TASK OBJECTIVE: Here are some records; quote them exactly, leaving out the pictures.

Saved data entries
※
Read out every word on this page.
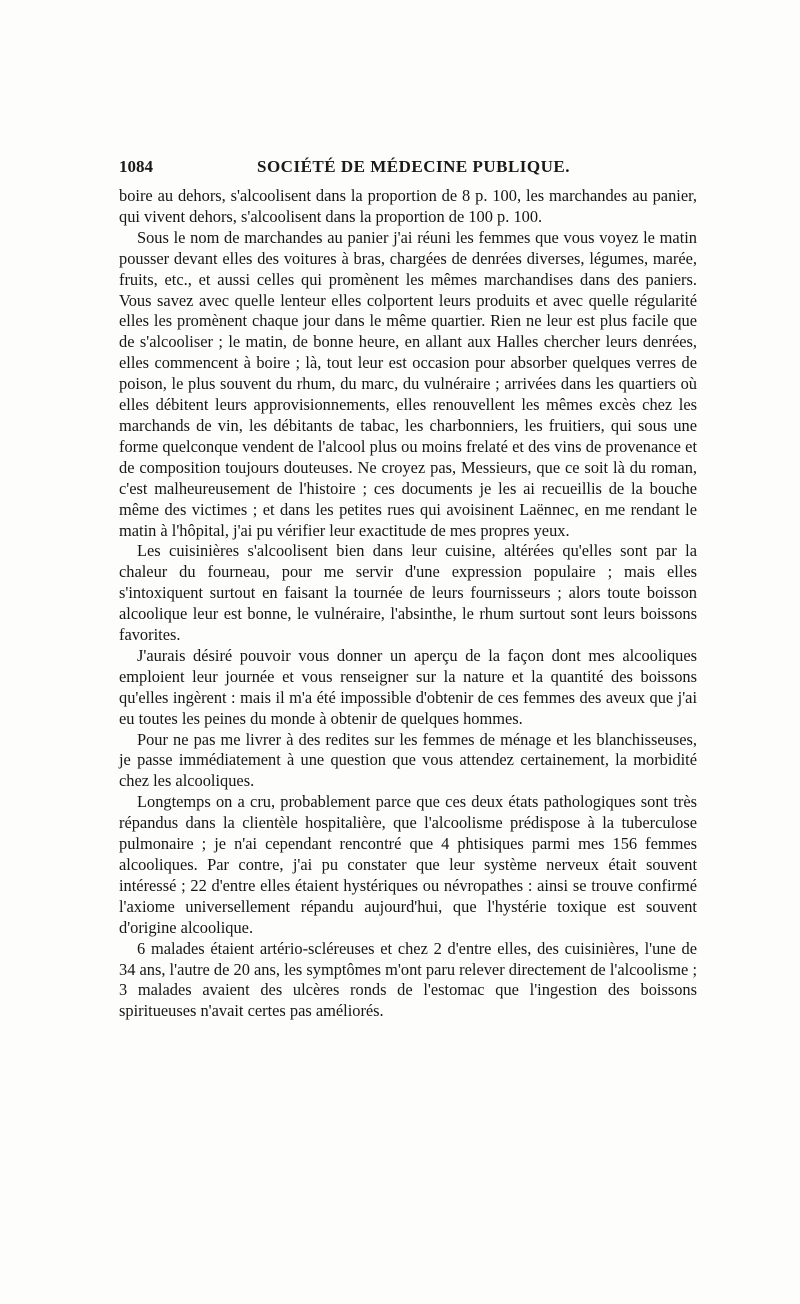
1084	SOCIÉTÉ DE MÉDECINE PUBLIQUE.

boire au dehors, s'alcoolisent dans la proportion de 8 p. 100, les marchandes au panier, qui vivent dehors, s'alcoolisent dans la proportion de 100 p. 100.

Sous le nom de marchandes au panier j'ai réuni les femmes que vous voyez le matin pousser devant elles des voitures à bras, chargées de denrées diverses, légumes, marée, fruits, etc., et aussi celles qui promènent les mêmes marchandises dans des paniers. Vous savez avec quelle lenteur elles colportent leurs produits et avec quelle régularité elles les promènent chaque jour dans le même quartier. Rien ne leur est plus facile que de s'alcooliser ; le matin, de bonne heure, en allant aux Halles chercher leurs denrées, elles commencent à boire ; là, tout leur est occasion pour absorber quelques verres de poison, le plus souvent du rhum, du marc, du vulnéraire ; arrivées dans les quartiers où elles débitent leurs approvisionnements, elles renouvellent les mêmes excès chez les marchands de vin, les débitants de tabac, les charbonniers, les fruitiers, qui sous une forme quelconque vendent de l'alcool plus ou moins frelaté et des vins de provenance et de composition toujours douteuses. Ne croyez pas, Messieurs, que ce soit là du roman, c'est malheureusement de l'histoire ; ces documents je les ai recueillis de la bouche même des victimes ; et dans les petites rues qui avoisinent Laënnec, en me rendant le matin à l'hôpital, j'ai pu vérifier leur exactitude de mes propres yeux.

Les cuisinières s'alcoolisent bien dans leur cuisine, altérées qu'elles sont par la chaleur du fourneau, pour me servir d'une expression populaire ; mais elles s'intoxiquent surtout en faisant la tournée de leurs fournisseurs ; alors toute boisson alcoolique leur est bonne, le vulnéraire, l'absinthe, le rhum surtout sont leurs boissons favorites.

J'aurais désiré pouvoir vous donner un aperçu de la façon dont mes alcooliques emploient leur journée et vous renseigner sur la nature et la quantité des boissons qu'elles ingèrent : mais il m'a été impossible d'obtenir de ces femmes des aveux que j'ai eu toutes les peines du monde à obtenir de quelques hommes.

Pour ne pas me livrer à des redites sur les femmes de ménage et les blanchisseuses, je passe immédiatement à une question que vous attendez certainement, la morbidité chez les alcooliques.

Longtemps on a cru, probablement parce que ces deux états pathologiques sont très répandus dans la clientèle hospitalière, que l'alcoolisme prédispose à la tuberculose pulmonaire ; je n'ai cependant rencontré que 4 phtisiques parmi mes 156 femmes alcooliques. Par contre, j'ai pu constater que leur système nerveux était souvent intéressé ; 22 d'entre elles étaient hystériques ou névropathes : ainsi se trouve confirmé l'axiome universellement répandu aujourd'hui, que l'hystérie toxique est souvent d'origine alcoolique.

6 malades étaient artério-scléreuses et chez 2 d'entre elles, des cuisinières, l'une de 34 ans, l'autre de 20 ans, les symptômes m'ont paru relever directement de l'alcoolisme ; 3 malades avaient des ulcères ronds de l'estomac que l'ingestion des boissons spiritueuses n'avait certes pas améliorés.
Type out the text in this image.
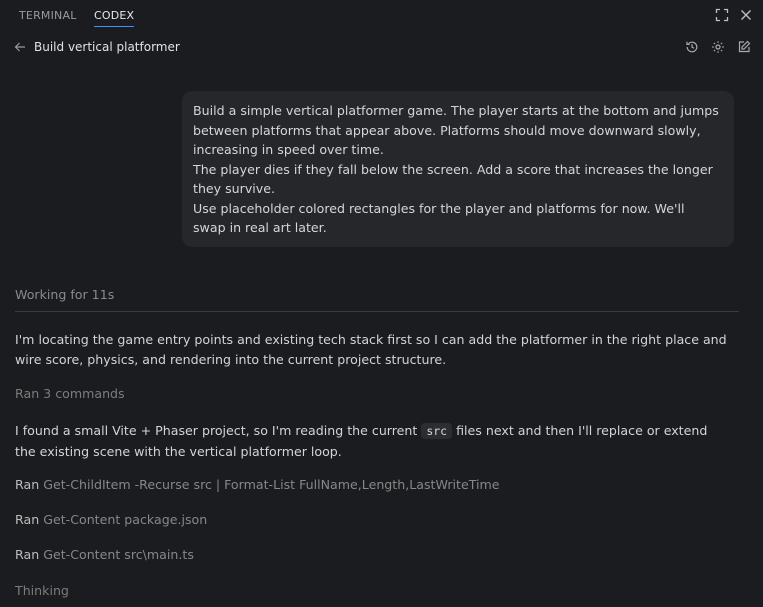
TERMINAL CODEX
Build vertical platformer

Build a simple vertical platformer game. The player starts at the bottom and jumps between platforms that appear above. Platforms should move downward slowly, increasing in speed over time.

The player dies if they fall below the screen. Add a score that increases the longer they survive.

Use placeholder colored rectangles for the player and platforms for now. We'll swap in real art later.

Working for 11s
I'm locating the game entry points and existing tech stack first so I can add the platformer in the right place and wire score, physics, and rendering into the current project structure.
Ran 3 commands
I found a small Vite + Phaser project, so I'm reading the current src files next and then I'll replace or extend the existing scene with the vertical platformer loop.
Ran Get-ChildItem -Recurse src | Format-List FullName,Length,LastWriteTime
Ran Get-Content package.json
Ran Get-Content src\main.ts
Thinking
※
ANSWER TO THE EXERCISE:
Read out every word on this page.
1084	SOCIÉTÉ DE MÉDECINE PUBLIQUE.

boire au dehors, s'alcoolisent dans la proportion de 8 p. 100, les marchandes au panier, qui vivent dehors, s'alcoolisent dans la proportion de 100 p. 100.

Sous le nom de marchandes au panier j'ai réuni les femmes que vous voyez le matin pousser devant elles des voitures à bras, chargées de denrées diverses, légumes, marée, fruits, etc., et aussi celles qui promènent les mêmes marchandises dans des paniers. Vous savez avec quelle lenteur elles colportent leurs produits et avec quelle régularité elles les promènent chaque jour dans le même quartier. Rien ne leur est plus facile que de s'alcooliser ; le matin, de bonne heure, en allant aux Halles chercher leurs denrées, elles commencent à boire ; là, tout leur est occasion pour absorber quelques verres de poison, le plus souvent du rhum, du marc, du vulnéraire ; arrivées dans les quartiers où elles débitent leurs approvisionnements, elles renouvellent les mêmes excès chez les marchands de vin, les débitants de tabac, les charbonniers, les fruitiers, qui sous une forme quelconque vendent de l'alcool plus ou moins frelaté et des vins de provenance et de composition toujours douteuses. Ne croyez pas, Messieurs, que ce soit là du roman, c'est malheureusement de l'histoire ; ces documents je les ai recueillis de la bouche même des victimes ; et dans les petites rues qui avoisinent Laënnec, en me rendant le matin à l'hôpital, j'ai pu vérifier leur exactitude de mes propres yeux.

Les cuisinières s'alcoolisent bien dans leur cuisine, altérées qu'elles sont par la chaleur du fourneau, pour me servir d'une expression populaire ; mais elles s'intoxiquent surtout en faisant la tournée de leurs fournisseurs ; alors toute boisson alcoolique leur est bonne, le vulnéraire, l'absinthe, le rhum surtout sont leurs boissons favorites.

J'aurais désiré pouvoir vous donner un aperçu de la façon dont mes alcooliques emploient leur journée et vous renseigner sur la nature et la quantité des boissons qu'elles ingèrent : mais il m'a été impossible d'obtenir de ces femmes des aveux que j'ai eu toutes les peines du monde à obtenir de quelques hommes.

Pour ne pas me livrer à des redites sur les femmes de ménage et les blanchisseuses, je passe immédiatement à une question que vous attendez certainement, la morbidité chez les alcooliques.

Longtemps on a cru, probablement parce que ces deux états pathologiques sont très répandus dans la clientèle hospitalière, que l'alcoolisme prédispose à la tuberculose pulmonaire ; je n'ai cependant rencontré que 4 phtisiques parmi mes 156 femmes alcooliques. Par contre, j'ai pu constater que leur système nerveux était souvent intéressé ; 22 d'entre elles étaient hystériques ou névropathes : ainsi se trouve confirmé l'axiome universellement répandu aujourd'hui, que l'hystérie toxique est souvent d'origine alcoolique.

6 malades étaient artério-scléreuses et chez 2 d'entre elles, des cuisinières, l'une de 34 ans, l'autre de 20 ans, les symptômes m'ont paru relever directement de l'alcoolisme ; 3 malades avaient des ulcères ronds de l'estomac que l'ingestion des boissons spiritueuses n'avait certes pas améliorés.
Type out the text in this image.
TERMINAL CODEX
Build vertical platformer

Build a simple vertical platformer game. The player starts at the bottom and jumps between platforms that appear above. Platforms should move downward slowly, increasing in speed over time.

The player dies if they fall below the screen. Add a score that increases the longer they survive.

Use placeholder colored rectangles for the player and platforms for now. We'll swap in real art later.

Working for 11s
I'm locating the game entry points and existing tech stack first so I can add the platformer in the right place and wire score, physics, and rendering into the current project structure.
Ran 3 commands
I found a small Vite + Phaser project, so I'm reading the current src files next and then I'll replace or extend the existing scene with the vertical platformer loop.
Ran Get-ChildItem -Recurse src | Format-List FullName,Length,LastWriteTime
Ran Get-Content package.json
Ran Get-Content src\main.ts
Thinking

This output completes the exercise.